### [REQUIREMENT]
Pick out each line in these entries that contains the string "pedals".

### [LISTED RECORDS]
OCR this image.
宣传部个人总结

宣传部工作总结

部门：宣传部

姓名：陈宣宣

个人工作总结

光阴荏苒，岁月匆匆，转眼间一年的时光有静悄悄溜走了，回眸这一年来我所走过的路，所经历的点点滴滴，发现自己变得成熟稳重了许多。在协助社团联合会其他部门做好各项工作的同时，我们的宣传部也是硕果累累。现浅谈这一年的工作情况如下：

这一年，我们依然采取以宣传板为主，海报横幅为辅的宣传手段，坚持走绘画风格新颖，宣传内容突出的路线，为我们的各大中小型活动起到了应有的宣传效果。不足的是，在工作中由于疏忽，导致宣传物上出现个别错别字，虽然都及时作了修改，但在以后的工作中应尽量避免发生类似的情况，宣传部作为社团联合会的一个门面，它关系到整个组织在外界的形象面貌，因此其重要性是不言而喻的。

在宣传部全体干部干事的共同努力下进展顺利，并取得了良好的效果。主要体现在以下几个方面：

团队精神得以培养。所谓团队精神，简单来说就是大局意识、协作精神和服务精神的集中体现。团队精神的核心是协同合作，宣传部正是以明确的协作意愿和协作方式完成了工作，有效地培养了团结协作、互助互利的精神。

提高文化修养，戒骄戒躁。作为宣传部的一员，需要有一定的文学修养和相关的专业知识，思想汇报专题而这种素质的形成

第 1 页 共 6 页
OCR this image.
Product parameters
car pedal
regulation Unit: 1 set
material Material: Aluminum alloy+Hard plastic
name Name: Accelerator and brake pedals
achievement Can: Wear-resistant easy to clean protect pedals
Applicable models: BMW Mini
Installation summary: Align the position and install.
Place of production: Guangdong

### [THE SOLUTION]
name Name: Accelerator and brake pedals
achievement Can: Wear-resistant easy to clean protect pedals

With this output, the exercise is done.